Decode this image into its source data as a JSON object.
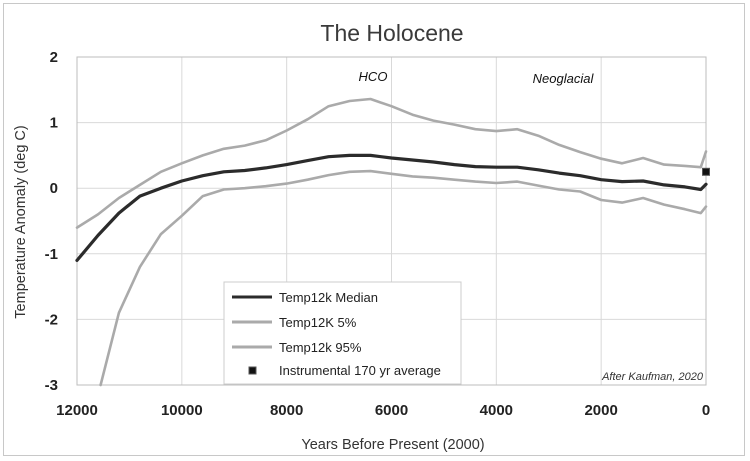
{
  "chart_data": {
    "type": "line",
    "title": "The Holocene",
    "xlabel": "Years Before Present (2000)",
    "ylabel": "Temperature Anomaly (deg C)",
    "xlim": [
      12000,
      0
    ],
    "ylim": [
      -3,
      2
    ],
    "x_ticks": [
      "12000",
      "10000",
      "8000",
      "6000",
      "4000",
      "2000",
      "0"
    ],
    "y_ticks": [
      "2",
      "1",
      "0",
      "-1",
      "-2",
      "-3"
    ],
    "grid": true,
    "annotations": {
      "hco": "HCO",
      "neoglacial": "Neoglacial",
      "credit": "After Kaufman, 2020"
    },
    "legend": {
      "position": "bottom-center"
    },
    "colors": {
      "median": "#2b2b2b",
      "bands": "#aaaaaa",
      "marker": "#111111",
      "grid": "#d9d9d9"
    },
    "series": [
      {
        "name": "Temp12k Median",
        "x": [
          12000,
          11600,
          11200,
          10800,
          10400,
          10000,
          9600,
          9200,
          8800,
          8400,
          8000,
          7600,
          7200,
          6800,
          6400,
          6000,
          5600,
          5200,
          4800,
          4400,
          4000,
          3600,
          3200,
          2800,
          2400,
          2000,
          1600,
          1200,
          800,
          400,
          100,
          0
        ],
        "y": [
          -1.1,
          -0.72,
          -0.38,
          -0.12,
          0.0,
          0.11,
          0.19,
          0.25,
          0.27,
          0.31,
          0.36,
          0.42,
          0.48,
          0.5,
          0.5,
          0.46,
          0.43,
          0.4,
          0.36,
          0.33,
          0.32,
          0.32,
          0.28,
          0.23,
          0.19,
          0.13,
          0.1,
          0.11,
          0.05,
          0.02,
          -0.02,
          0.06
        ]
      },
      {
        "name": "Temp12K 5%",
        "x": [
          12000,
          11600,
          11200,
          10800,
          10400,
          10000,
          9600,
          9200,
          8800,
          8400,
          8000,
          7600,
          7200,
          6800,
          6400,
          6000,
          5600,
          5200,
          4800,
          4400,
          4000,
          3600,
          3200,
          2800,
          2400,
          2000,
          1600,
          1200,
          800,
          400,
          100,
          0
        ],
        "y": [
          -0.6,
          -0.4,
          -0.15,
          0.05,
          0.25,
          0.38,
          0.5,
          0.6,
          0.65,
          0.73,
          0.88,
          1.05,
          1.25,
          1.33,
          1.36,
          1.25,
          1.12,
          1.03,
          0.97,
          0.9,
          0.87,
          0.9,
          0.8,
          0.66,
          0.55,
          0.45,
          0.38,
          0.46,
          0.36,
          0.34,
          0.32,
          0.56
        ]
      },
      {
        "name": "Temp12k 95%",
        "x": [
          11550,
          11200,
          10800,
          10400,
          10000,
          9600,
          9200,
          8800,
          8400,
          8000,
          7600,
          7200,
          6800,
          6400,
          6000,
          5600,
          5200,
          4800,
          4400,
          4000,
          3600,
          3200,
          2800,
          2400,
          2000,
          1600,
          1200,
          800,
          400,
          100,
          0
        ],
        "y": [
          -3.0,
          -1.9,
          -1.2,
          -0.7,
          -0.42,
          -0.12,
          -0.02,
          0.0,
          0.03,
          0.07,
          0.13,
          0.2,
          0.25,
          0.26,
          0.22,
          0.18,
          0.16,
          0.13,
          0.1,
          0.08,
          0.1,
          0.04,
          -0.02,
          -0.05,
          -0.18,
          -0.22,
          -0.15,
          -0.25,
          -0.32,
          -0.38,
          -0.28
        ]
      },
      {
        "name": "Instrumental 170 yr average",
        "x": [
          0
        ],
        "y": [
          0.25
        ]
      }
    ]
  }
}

··········

● **Problem statement**
Quote the entries above word for word. Leave the images out.

● **Exercise answer**
Decode this image into its source data as a JSON object.
{
  "chart_data": {
    "type": "line",
    "title": "The Holocene",
    "xlabel": "Years Before Present (2000)",
    "ylabel": "Temperature Anomaly (deg C)",
    "xlim": [
      12000,
      0
    ],
    "ylim": [
      -3,
      2
    ],
    "x_ticks": [
      "12000",
      "10000",
      "8000",
      "6000",
      "4000",
      "2000",
      "0"
    ],
    "y_ticks": [
      "2",
      "1",
      "0",
      "-1",
      "-2",
      "-3"
    ],
    "grid": true,
    "annotations": {
      "hco": "HCO",
      "neoglacial": "Neoglacial",
      "credit": "After Kaufman, 2020"
    },
    "legend": {
      "position": "bottom-center"
    },
    "colors": {
      "median": "#2b2b2b",
      "bands": "#aaaaaa",
      "marker": "#111111",
      "grid": "#d9d9d9"
    },
    "series": [
      {
        "name": "Temp12k Median",
        "x": [
          12000,
          11600,
          11200,
          10800,
          10400,
          10000,
          9600,
          9200,
          8800,
          8400,
          8000,
          7600,
          7200,
          6800,
          6400,
          6000,
          5600,
          5200,
          4800,
          4400,
          4000,
          3600,
          3200,
          2800,
          2400,
          2000,
          1600,
          1200,
          800,
          400,
          100,
          0
        ],
        "y": [
          -1.1,
          -0.72,
          -0.38,
          -0.12,
          0.0,
          0.11,
          0.19,
          0.25,
          0.27,
          0.31,
          0.36,
          0.42,
          0.48,
          0.5,
          0.5,
          0.46,
          0.43,
          0.4,
          0.36,
          0.33,
          0.32,
          0.32,
          0.28,
          0.23,
          0.19,
          0.13,
          0.1,
          0.11,
          0.05,
          0.02,
          -0.02,
          0.06
        ]
      },
      {
        "name": "Temp12K 5%",
        "x": [
          12000,
          11600,
          11200,
          10800,
          10400,
          10000,
          9600,
          9200,
          8800,
          8400,
          8000,
          7600,
          7200,
          6800,
          6400,
          6000,
          5600,
          5200,
          4800,
          4400,
          4000,
          3600,
          3200,
          2800,
          2400,
          2000,
          1600,
          1200,
          800,
          400,
          100,
          0
        ],
        "y": [
          -0.6,
          -0.4,
          -0.15,
          0.05,
          0.25,
          0.38,
          0.5,
          0.6,
          0.65,
          0.73,
          0.88,
          1.05,
          1.25,
          1.33,
          1.36,
          1.25,
          1.12,
          1.03,
          0.97,
          0.9,
          0.87,
          0.9,
          0.8,
          0.66,
          0.55,
          0.45,
          0.38,
          0.46,
          0.36,
          0.34,
          0.32,
          0.56
        ]
      },
      {
        "name": "Temp12k 95%",
        "x": [
          11550,
          11200,
          10800,
          10400,
          10000,
          9600,
          9200,
          8800,
          8400,
          8000,
          7600,
          7200,
          6800,
          6400,
          6000,
          5600,
          5200,
          4800,
          4400,
          4000,
          3600,
          3200,
          2800,
          2400,
          2000,
          1600,
          1200,
          800,
          400,
          100,
          0
        ],
        "y": [
          -3.0,
          -1.9,
          -1.2,
          -0.7,
          -0.42,
          -0.12,
          -0.02,
          0.0,
          0.03,
          0.07,
          0.13,
          0.2,
          0.25,
          0.26,
          0.22,
          0.18,
          0.16,
          0.13,
          0.1,
          0.08,
          0.1,
          0.04,
          -0.02,
          -0.05,
          -0.18,
          -0.22,
          -0.15,
          -0.25,
          -0.32,
          -0.38,
          -0.28
        ]
      },
      {
        "name": "Instrumental 170 yr average",
        "x": [
          0
        ],
        "y": [
          0.25
        ]
      }
    ]
  }
}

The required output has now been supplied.